*PROBLEM REQUIREMENTS:*
Copy each line exactly. Leave nothing out.

*Data records:*
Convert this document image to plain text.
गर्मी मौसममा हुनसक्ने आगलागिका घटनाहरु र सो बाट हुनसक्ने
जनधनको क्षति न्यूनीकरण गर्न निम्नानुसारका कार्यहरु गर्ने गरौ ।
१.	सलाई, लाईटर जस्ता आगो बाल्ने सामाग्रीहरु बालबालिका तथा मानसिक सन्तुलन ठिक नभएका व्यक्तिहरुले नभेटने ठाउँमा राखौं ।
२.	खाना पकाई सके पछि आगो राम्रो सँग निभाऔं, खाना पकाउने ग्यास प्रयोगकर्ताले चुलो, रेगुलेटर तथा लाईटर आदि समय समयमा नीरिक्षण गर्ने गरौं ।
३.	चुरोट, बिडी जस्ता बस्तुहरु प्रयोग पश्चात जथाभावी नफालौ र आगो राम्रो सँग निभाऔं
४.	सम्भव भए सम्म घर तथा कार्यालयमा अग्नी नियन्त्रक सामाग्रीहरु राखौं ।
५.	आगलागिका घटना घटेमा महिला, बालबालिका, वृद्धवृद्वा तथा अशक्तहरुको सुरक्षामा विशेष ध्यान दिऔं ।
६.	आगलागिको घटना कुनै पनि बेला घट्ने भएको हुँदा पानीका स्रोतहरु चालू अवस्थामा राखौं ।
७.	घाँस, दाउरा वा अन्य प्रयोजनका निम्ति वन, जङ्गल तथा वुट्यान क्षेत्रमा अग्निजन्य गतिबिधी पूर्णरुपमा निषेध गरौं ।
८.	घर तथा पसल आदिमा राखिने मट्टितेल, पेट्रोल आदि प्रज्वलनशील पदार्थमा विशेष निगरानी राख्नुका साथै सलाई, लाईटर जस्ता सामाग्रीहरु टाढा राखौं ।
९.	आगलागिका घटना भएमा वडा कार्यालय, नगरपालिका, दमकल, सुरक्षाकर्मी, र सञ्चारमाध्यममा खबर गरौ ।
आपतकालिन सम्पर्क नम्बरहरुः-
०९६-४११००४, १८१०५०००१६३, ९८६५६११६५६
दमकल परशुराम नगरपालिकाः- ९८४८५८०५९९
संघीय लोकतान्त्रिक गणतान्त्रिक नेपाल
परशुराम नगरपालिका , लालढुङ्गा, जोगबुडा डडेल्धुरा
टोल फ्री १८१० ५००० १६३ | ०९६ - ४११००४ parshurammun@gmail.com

*RESPONSE TO THE TASK:*
Convert this document image to plain text.
गर्मी मौसममा हुनसक्ने आगलागिका घटनाहरु र सो बाट हुनसक्ने
जनधनको क्षति न्यूनीकरण गर्न निम्नानुसारका कार्यहरु गर्ने गरौ ।
१.	सलाई, लाईटर जस्ता आगो बाल्ने सामाग्रीहरु बालबालिका तथा मानसिक सन्तुलन ठिक नभएका व्यक्तिहरुले नभेटने ठाउँमा राखौं ।
२.	खाना पकाई सके पछि आगो राम्रो सँग निभाऔं, खाना पकाउने ग्यास प्रयोगकर्ताले चुलो, रेगुलेटर तथा लाईटर आदि समय समयमा नीरिक्षण गर्ने गरौं ।
३.	चुरोट, बिडी जस्ता बस्तुहरु प्रयोग पश्चात जथाभावी नफालौ र आगो राम्रो सँग निभाऔं
४.	सम्भव भए सम्म घर तथा कार्यालयमा अग्नी नियन्त्रक सामाग्रीहरु राखौं ।
५.	आगलागिका घटना घटेमा महिला, बालबालिका, वृद्धवृद्वा तथा अशक्तहरुको सुरक्षामा विशेष ध्यान दिऔं ।
६.	आगलागिको घटना कुनै पनि बेला घट्ने भएको हुँदा पानीका स्रोतहरु चालू अवस्थामा राखौं ।
७.	घाँस, दाउरा वा अन्य प्रयोजनका निम्ति वन, जङ्गल तथा वुट्यान क्षेत्रमा अग्निजन्य गतिबिधी पूर्णरुपमा निषेध गरौं ।
८.	घर तथा पसल आदिमा राखिने मट्टितेल, पेट्रोल आदि प्रज्वलनशील पदार्थमा विशेष निगरानी राख्नुका साथै सलाई, लाईटर जस्ता सामाग्रीहरु टाढा राखौं ।
९.	आगलागिका घटना भएमा वडा कार्यालय, नगरपालिका, दमकल, सुरक्षाकर्मी, र सञ्चारमाध्यममा खबर गरौ ।
आपतकालिन सम्पर्क नम्बरहरुः-
०९६-४११००४, १८१०५०००१६३, ९८६५६११६५६
दमकल परशुराम नगरपालिकाः- ९८४८५८०५९९
संघीय लोकतान्त्रिक गणतान्त्रिक नेपाल
परशुराम नगरपालिका , लालढुङ्गा, जोगबुडा डडेल्धुरा
टोल फ्री १८१० ५००० १६३ | ०९६ - ४११००४ parshurammun@gmail.com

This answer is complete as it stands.